== Prompt ==
From the line that includes "Give me the" to the last line of the records that follow, copy every line exactly and nothing more, omitting pictures.
════
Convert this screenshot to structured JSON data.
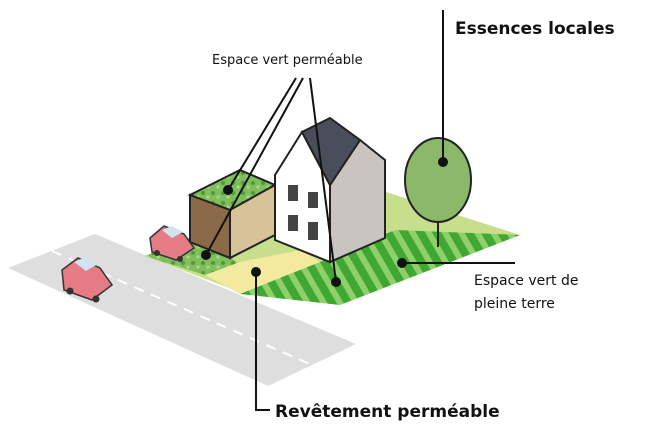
{
  "labels": {
    "tree": "Essences locales",
    "green_permeable": "Espace vert perméable",
    "green_ground": [
      "Espace vert de",
      "pleine terre"
    ],
    "paving": "Revêtement perméable"
  }
}
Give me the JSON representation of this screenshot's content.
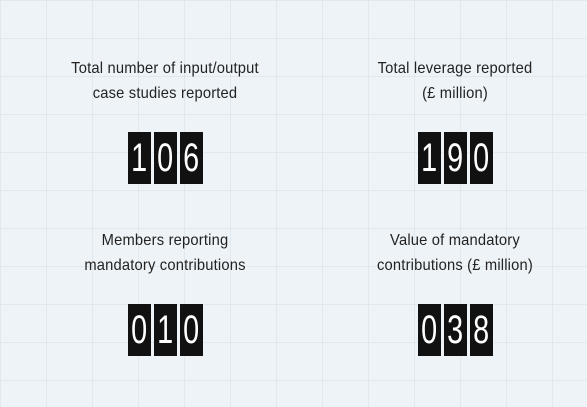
{
  "panels": [
    {
      "label": [
        "Total number of input/output",
        "case studies reported"
      ],
      "digits": [
        "1",
        "0",
        "6"
      ]
    },
    {
      "label": [
        "Total leverage reported",
        "(£ million)"
      ],
      "digits": [
        "1",
        "9",
        "0"
      ]
    },
    {
      "label": [
        "Members reporting",
        "mandatory contributions"
      ],
      "digits": [
        "0",
        "1",
        "0"
      ]
    },
    {
      "label": [
        "Value of mandatory",
        "contributions (£ million)"
      ],
      "digits": [
        "0",
        "3",
        "8"
      ]
    }
  ]
}
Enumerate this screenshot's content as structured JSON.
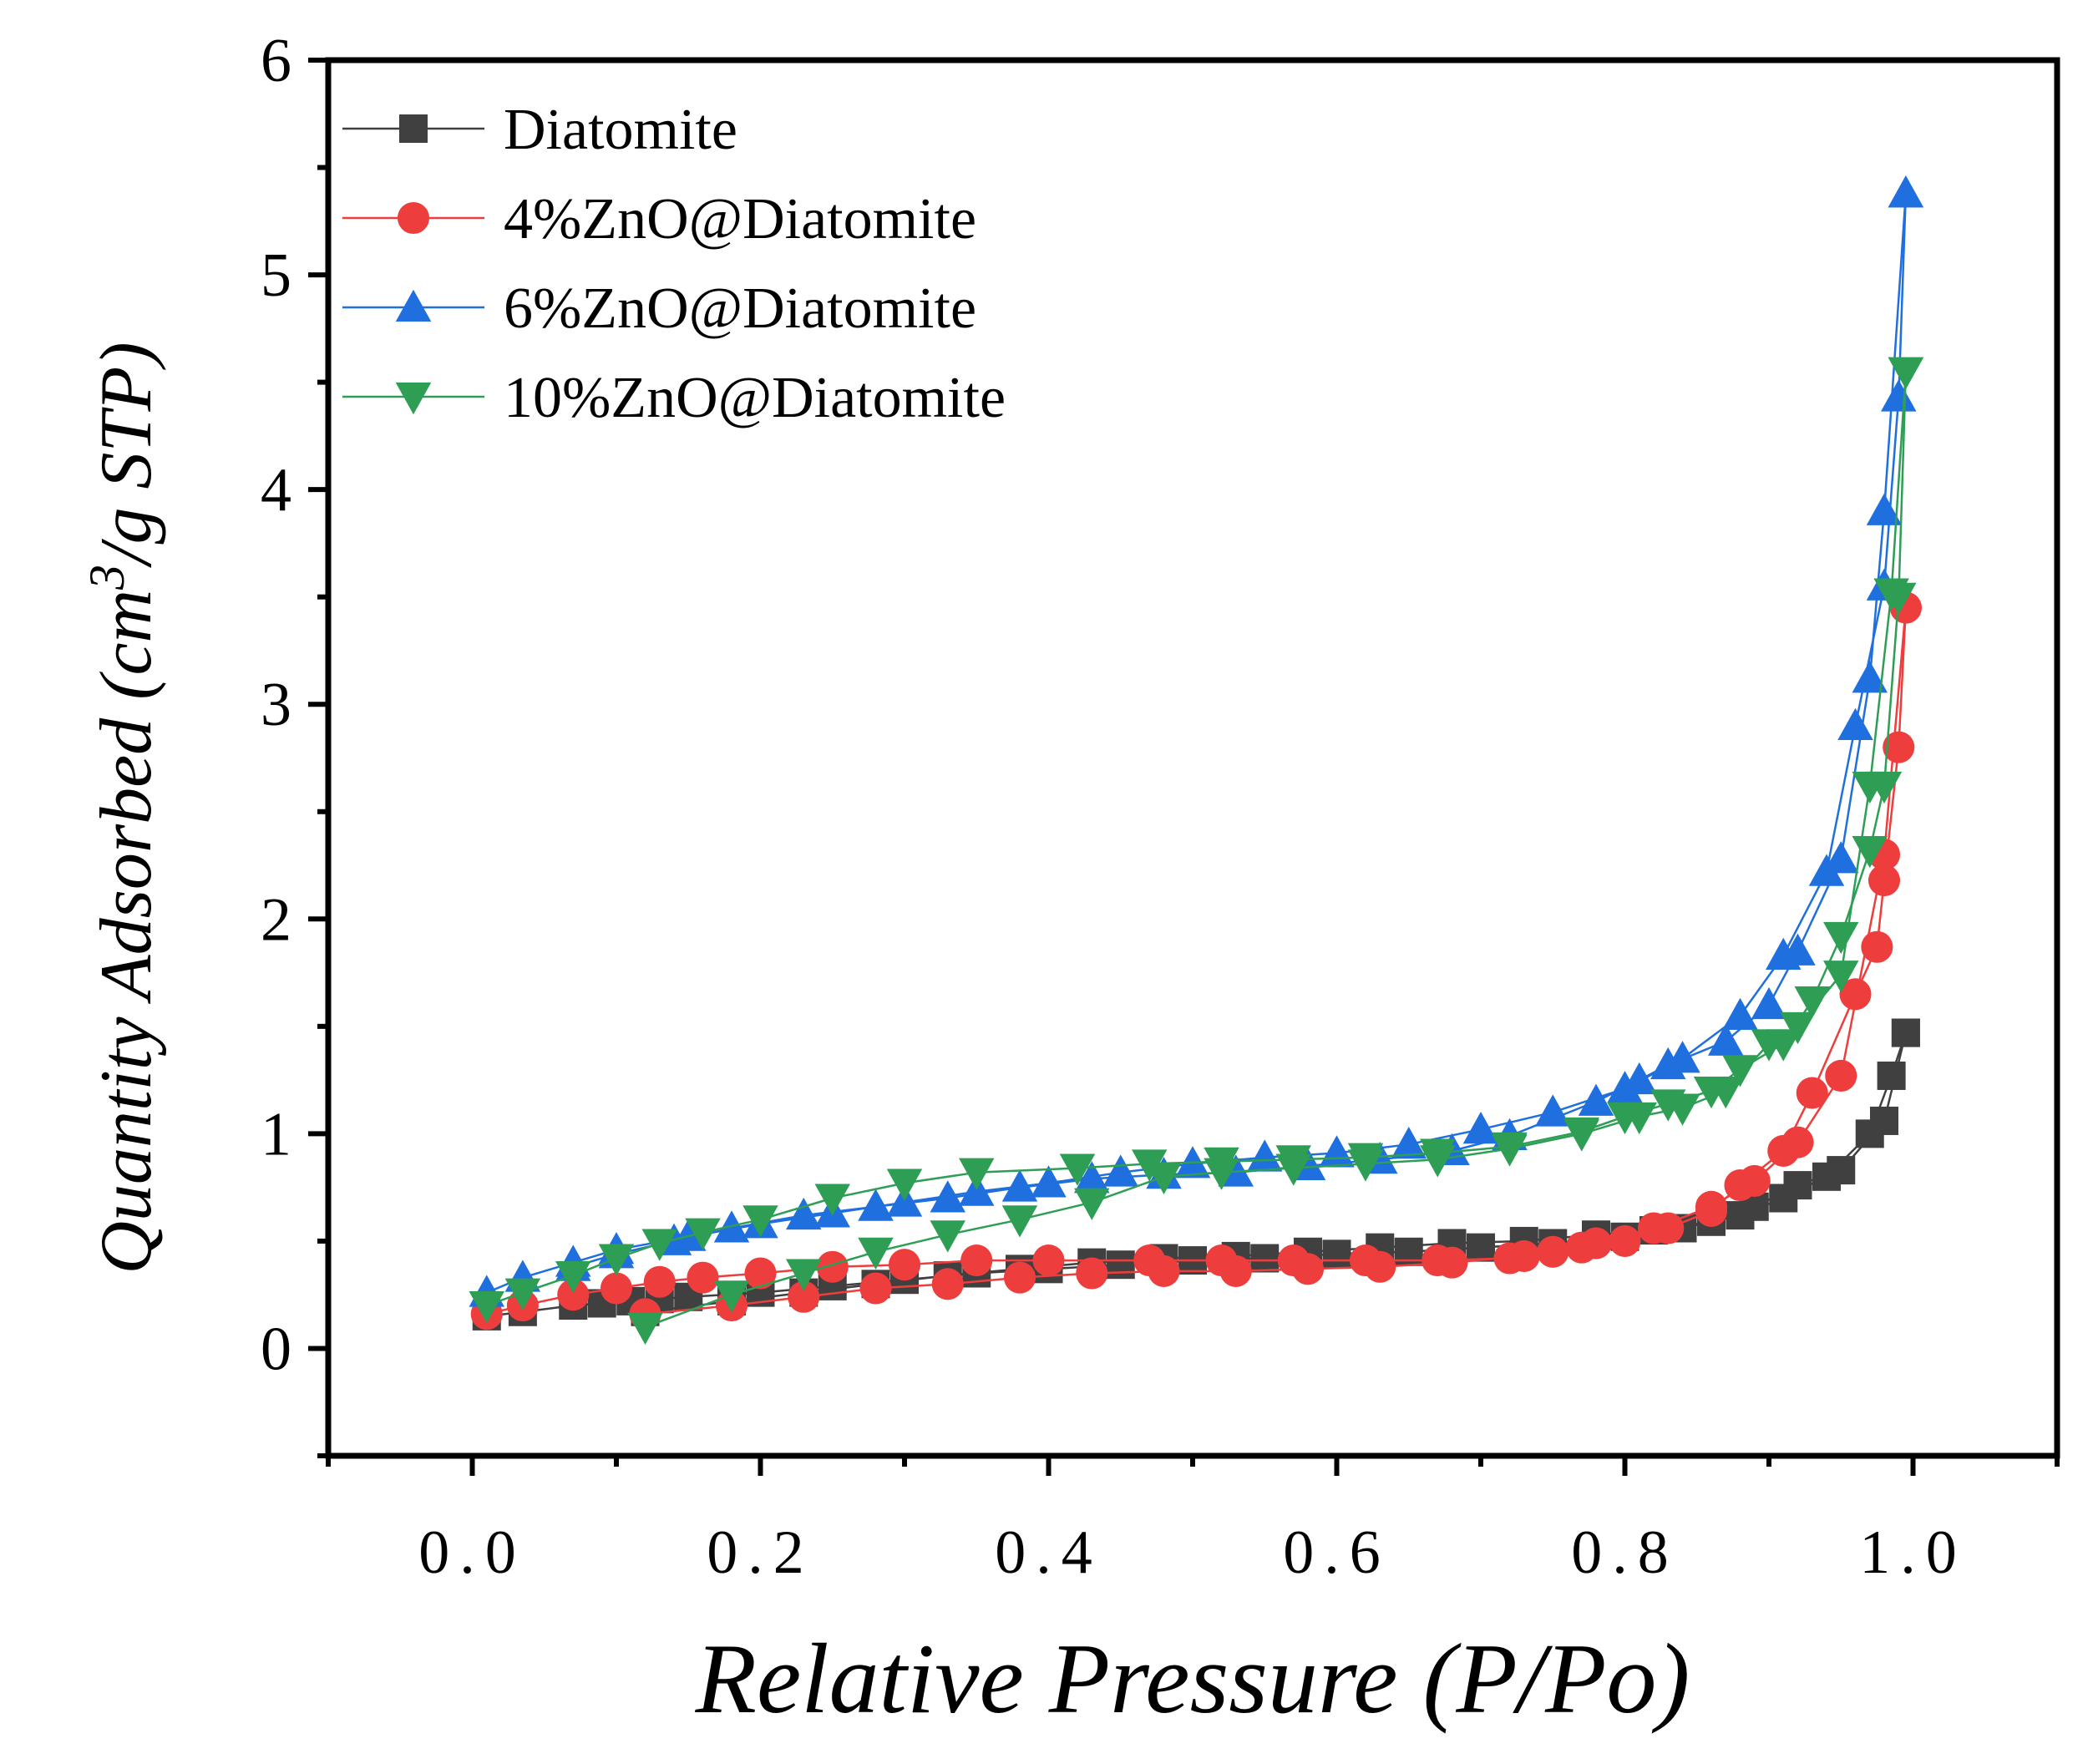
════
== Task result ==
Give me the JSON representation of this screenshot's content.
{
  "panels": [
    {
      "label": [
        "Total number of input/output",
        "case studies reported"
      ],
      "digits": [
        "1",
        "0",
        "6"
      ]
    },
    {
      "label": [
        "Total leverage reported",
        "(£ million)"
      ],
      "digits": [
        "1",
        "9",
        "0"
      ]
    },
    {
      "label": [
        "Members reporting",
        "mandatory contributions"
      ],
      "digits": [
        "0",
        "1",
        "0"
      ]
    },
    {
      "label": [
        "Value of mandatory",
        "contributions (£ million)"
      ],
      "digits": [
        "0",
        "3",
        "8"
      ]
    }
  ]
}
Enumerate this screenshot's content as structured JSON.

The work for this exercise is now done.